◆ WHAT IS ASKED ◆
Give the lines of each of the entries below as a numbered list, leaving out any blank lines.

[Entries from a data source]
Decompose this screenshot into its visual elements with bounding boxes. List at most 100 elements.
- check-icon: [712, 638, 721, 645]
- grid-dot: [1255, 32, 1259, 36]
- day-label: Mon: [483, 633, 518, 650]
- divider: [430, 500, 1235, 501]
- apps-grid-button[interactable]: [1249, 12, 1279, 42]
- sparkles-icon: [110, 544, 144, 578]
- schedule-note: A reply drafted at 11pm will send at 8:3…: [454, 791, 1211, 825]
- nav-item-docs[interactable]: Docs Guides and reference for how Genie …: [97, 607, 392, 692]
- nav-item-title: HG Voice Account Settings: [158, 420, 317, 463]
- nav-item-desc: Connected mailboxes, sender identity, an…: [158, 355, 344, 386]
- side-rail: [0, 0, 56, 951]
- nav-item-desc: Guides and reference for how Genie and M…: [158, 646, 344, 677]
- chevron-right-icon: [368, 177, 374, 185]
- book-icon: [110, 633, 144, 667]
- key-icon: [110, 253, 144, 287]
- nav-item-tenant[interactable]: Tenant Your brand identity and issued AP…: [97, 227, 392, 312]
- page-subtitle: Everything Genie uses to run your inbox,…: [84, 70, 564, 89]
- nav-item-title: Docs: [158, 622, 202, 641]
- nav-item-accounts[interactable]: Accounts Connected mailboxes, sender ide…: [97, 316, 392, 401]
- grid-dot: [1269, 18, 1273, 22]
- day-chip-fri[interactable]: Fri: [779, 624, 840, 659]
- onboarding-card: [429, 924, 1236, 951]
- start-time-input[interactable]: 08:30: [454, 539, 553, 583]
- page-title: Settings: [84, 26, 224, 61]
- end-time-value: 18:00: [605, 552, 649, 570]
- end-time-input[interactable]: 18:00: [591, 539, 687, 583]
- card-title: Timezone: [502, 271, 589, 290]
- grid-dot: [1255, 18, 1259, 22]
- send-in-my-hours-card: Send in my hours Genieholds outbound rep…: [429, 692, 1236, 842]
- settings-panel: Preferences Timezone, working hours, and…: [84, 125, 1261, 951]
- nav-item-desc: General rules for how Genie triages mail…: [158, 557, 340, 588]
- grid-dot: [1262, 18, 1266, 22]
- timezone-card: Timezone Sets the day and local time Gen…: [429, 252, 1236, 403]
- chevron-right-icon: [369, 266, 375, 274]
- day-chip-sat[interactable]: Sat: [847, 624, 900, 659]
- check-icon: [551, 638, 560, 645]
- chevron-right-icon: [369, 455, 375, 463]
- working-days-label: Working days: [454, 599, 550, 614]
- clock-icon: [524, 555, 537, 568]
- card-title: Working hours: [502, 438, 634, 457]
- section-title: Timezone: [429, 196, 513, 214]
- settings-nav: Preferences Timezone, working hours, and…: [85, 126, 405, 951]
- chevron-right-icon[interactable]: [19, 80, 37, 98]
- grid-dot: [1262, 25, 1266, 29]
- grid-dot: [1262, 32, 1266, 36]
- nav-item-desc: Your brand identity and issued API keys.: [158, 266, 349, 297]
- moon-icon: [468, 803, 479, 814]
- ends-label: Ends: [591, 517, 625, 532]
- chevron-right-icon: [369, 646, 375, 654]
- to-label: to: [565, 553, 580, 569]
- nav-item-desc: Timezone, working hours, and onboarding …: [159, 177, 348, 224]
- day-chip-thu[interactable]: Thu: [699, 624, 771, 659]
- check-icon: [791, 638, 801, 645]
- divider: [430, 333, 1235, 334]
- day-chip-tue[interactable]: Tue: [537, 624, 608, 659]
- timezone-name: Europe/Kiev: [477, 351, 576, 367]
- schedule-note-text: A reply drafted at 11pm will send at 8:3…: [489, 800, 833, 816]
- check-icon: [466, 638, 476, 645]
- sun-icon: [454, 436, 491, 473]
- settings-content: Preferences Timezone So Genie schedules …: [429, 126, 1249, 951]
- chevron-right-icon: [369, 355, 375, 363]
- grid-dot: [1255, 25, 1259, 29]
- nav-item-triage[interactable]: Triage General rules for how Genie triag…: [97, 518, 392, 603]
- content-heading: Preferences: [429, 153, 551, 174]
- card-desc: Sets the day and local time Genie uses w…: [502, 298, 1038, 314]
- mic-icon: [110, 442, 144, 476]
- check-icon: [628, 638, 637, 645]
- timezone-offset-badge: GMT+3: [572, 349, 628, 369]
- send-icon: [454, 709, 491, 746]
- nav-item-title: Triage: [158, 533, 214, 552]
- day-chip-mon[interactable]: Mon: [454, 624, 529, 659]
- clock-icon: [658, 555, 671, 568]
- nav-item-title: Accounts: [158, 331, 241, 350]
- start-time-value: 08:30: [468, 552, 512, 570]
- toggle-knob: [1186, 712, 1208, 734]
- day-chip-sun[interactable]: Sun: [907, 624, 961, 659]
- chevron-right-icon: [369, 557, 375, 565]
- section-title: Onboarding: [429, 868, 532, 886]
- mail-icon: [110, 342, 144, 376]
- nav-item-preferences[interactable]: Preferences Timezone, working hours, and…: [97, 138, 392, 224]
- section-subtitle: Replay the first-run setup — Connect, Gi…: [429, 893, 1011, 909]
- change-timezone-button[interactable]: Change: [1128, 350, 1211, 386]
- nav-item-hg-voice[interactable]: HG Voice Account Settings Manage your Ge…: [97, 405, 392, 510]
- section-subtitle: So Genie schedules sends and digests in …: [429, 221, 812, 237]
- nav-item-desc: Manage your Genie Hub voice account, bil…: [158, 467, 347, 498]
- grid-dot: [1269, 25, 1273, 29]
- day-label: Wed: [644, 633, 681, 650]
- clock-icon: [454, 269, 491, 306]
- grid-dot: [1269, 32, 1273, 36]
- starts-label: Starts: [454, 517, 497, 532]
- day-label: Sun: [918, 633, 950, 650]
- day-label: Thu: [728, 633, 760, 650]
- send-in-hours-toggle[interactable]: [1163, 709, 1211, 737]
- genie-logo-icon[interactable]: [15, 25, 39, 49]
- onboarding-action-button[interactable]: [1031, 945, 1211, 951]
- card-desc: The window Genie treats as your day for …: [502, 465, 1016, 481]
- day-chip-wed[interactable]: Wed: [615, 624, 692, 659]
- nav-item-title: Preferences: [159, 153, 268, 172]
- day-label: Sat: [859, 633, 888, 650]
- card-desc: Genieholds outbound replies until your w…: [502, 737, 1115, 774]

◆ RESPONSE TO THE EXERCISE ◆
1. Decompose this screenshot into its visual elements with bounding boxes. List at most 100 elements.
2. - check-icon: [712, 638, 721, 645]
3. - grid-dot: [1255, 32, 1259, 36]
4. - day-label: Mon: [483, 633, 518, 650]
5. - divider: [430, 500, 1235, 501]
6. - apps-grid-button[interactable]: [1249, 12, 1279, 42]
7. - sparkles-icon: [110, 544, 144, 578]
8. - schedule-note: A reply drafted at 11pm will send at 8:3…: [454, 791, 1211, 825]
9. - nav-item-docs[interactable]: Docs Guides and reference for how Genie …: [97, 607, 392, 692]
10. - nav-item-title: HG Voice Account Settings: [158, 420, 317, 463]
11. - nav-item-desc: Connected mailboxes, sender identity, an…: [158, 355, 344, 386]
12. - side-rail: [0, 0, 56, 951]
13. - nav-item-desc: Guides and reference for how Genie and M…: [158, 646, 344, 677]
14. - chevron-right-icon: [368, 177, 374, 185]
15. - book-icon: [110, 633, 144, 667]
16. - key-icon: [110, 253, 144, 287]
17. - nav-item-tenant[interactable]: Tenant Your brand identity and issued AP…: [97, 227, 392, 312]
18. - page-subtitle: Everything Genie uses to run your inbox,…: [84, 70, 564, 89]
19. - nav-item-title: Docs: [158, 622, 202, 641]
20. - nav-item-accounts[interactable]: Accounts Connected mailboxes, sender ide…: [97, 316, 392, 401]
21. - grid-dot: [1269, 18, 1273, 22]
22. - day-chip-fri[interactable]: Fri: [779, 624, 840, 659]
23. - onboarding-card: [429, 924, 1236, 951]
24. - start-time-input[interactable]: 08:30: [454, 539, 553, 583]
25. - page-title: Settings: [84, 26, 224, 61]
26. - end-time-value: 18:00: [605, 552, 649, 570]
27. - end-time-input[interactable]: 18:00: [591, 539, 687, 583]
28. - card-title: Timezone: [502, 271, 589, 290]
29. - grid-dot: [1255, 18, 1259, 22]
30. - send-in-my-hours-card: Send in my hours Genieholds outbound rep…: [429, 692, 1236, 842]
31. - settings-panel: Preferences Timezone, working hours, and…: [84, 125, 1261, 951]
32. - nav-item-desc: General rules for how Genie triages mail…: [158, 557, 340, 588]
33. - grid-dot: [1262, 18, 1266, 22]
34. - timezone-card: Timezone Sets the day and local time Gen…: [429, 252, 1236, 403]
35. - chevron-right-icon: [369, 266, 375, 274]
36. - day-chip-sat[interactable]: Sat: [847, 624, 900, 659]
37. - check-icon: [551, 638, 560, 645]
38. - chevron-right-icon: [369, 455, 375, 463]
39. - working-days-label: Working days: [454, 599, 550, 614]
40. - clock-icon: [524, 555, 537, 568]
41. - card-title: Working hours: [502, 438, 634, 457]
42. - section-title: Timezone: [429, 196, 513, 214]
43. - settings-nav: Preferences Timezone, working hours, and…: [85, 126, 405, 951]
44. - chevron-right-icon[interactable]: [19, 80, 37, 98]
45. - grid-dot: [1262, 25, 1266, 29]
46. - grid-dot: [1262, 32, 1266, 36]
47. - nav-item-desc: Your brand identity and issued API keys.: [158, 266, 349, 297]
48. - moon-icon: [468, 803, 479, 814]
49. - ends-label: Ends: [591, 517, 625, 532]
50. - chevron-right-icon: [369, 646, 375, 654]
51. - to-label: to: [565, 553, 580, 569]
52. - nav-item-desc: Timezone, working hours, and onboarding …: [159, 177, 348, 224]
53. - day-chip-thu[interactable]: Thu: [699, 624, 771, 659]
54. - check-icon: [791, 638, 801, 645]
55. - divider: [430, 333, 1235, 334]
56. - day-chip-tue[interactable]: Tue: [537, 624, 608, 659]
57. - timezone-name: Europe/Kiev: [477, 351, 576, 367]
58. - schedule-note-text: A reply drafted at 11pm will send at 8:3…: [489, 800, 833, 816]
59. - check-icon: [466, 638, 476, 645]
60. - sun-icon: [454, 436, 491, 473]
61. - settings-content: Preferences Timezone So Genie schedules …: [429, 126, 1249, 951]
62. - chevron-right-icon: [369, 355, 375, 363]
63. - grid-dot: [1255, 25, 1259, 29]
64. - nav-item-triage[interactable]: Triage General rules for how Genie triag…: [97, 518, 392, 603]
65. - content-heading: Preferences: [429, 153, 551, 174]
66. - card-desc: Sets the day and local time Genie uses w…: [502, 298, 1038, 314]
67. - mic-icon: [110, 442, 144, 476]
68. - check-icon: [628, 638, 637, 645]
69. - timezone-offset-badge: GMT+3: [572, 349, 628, 369]
70. - send-icon: [454, 709, 491, 746]
71. - nav-item-title: Triage: [158, 533, 214, 552]
72. - day-chip-mon[interactable]: Mon: [454, 624, 529, 659]
73. - clock-icon: [658, 555, 671, 568]
74. - nav-item-title: Accounts: [158, 331, 241, 350]
75. - start-time-value: 08:30: [468, 552, 512, 570]
76. - toggle-knob: [1186, 712, 1208, 734]
77. - day-chip-sun[interactable]: Sun: [907, 624, 961, 659]
78. - chevron-right-icon: [369, 557, 375, 565]
79. - section-title: Onboarding: [429, 868, 532, 886]
80. - mail-icon: [110, 342, 144, 376]
81. - nav-item-preferences[interactable]: Preferences Timezone, working hours, and…: [97, 138, 392, 224]
82. - section-subtitle: Replay the first-run setup — Connect, Gi…: [429, 893, 1011, 909]
83. - change-timezone-button[interactable]: Change: [1128, 350, 1211, 386]
84. - nav-item-hg-voice[interactable]: HG Voice Account Settings Manage your Ge…: [97, 405, 392, 510]
85. - section-subtitle: So Genie schedules sends and digests in …: [429, 221, 812, 237]
86. - nav-item-desc: Manage your Genie Hub voice account, bil…: [158, 467, 347, 498]
87. - grid-dot: [1269, 25, 1273, 29]
88. - day-label: Wed: [644, 633, 681, 650]
89. - clock-icon: [454, 269, 491, 306]
90. - grid-dot: [1269, 32, 1273, 36]
91. - starts-label: Starts: [454, 517, 497, 532]
92. - day-label: Sun: [918, 633, 950, 650]
93. - day-label: Thu: [728, 633, 760, 650]
94. - send-in-hours-toggle[interactable]: [1163, 709, 1211, 737]
95. - genie-logo-icon[interactable]: [15, 25, 39, 49]
96. - onboarding-action-button[interactable]: [1031, 945, 1211, 951]
97. - card-desc: The window Genie treats as your day for …: [502, 465, 1016, 481]
98. - day-chip-wed[interactable]: Wed: [615, 624, 692, 659]
99. - nav-item-title: Preferences: [159, 153, 268, 172]
100. - day-label: Sat: [859, 633, 888, 650]
101. - card-desc: Genieholds outbound replies until your w…: [502, 737, 1115, 774]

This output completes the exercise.